> What is asked:
Report each line of the data that has "冰和水蒸气是同一种物质" somewhere in it.

> Records for the exercise:
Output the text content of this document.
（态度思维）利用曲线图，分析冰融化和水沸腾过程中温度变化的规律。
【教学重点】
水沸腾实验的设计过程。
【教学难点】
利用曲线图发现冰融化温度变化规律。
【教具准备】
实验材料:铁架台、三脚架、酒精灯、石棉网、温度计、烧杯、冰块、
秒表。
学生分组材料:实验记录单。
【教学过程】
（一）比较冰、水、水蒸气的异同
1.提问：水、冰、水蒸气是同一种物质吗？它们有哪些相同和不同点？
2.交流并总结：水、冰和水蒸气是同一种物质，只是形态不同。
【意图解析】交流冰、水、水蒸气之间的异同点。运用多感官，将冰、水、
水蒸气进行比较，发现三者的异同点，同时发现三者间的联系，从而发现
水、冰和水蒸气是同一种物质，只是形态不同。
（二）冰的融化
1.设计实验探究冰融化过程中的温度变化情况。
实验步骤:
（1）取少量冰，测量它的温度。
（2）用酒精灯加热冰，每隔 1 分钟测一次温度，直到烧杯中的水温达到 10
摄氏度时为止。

> Response:
2.交流并总结：水、冰和水蒸气是同一种物质，只是形态不同。
水、冰和水蒸气是同一种物质，只是形态不同。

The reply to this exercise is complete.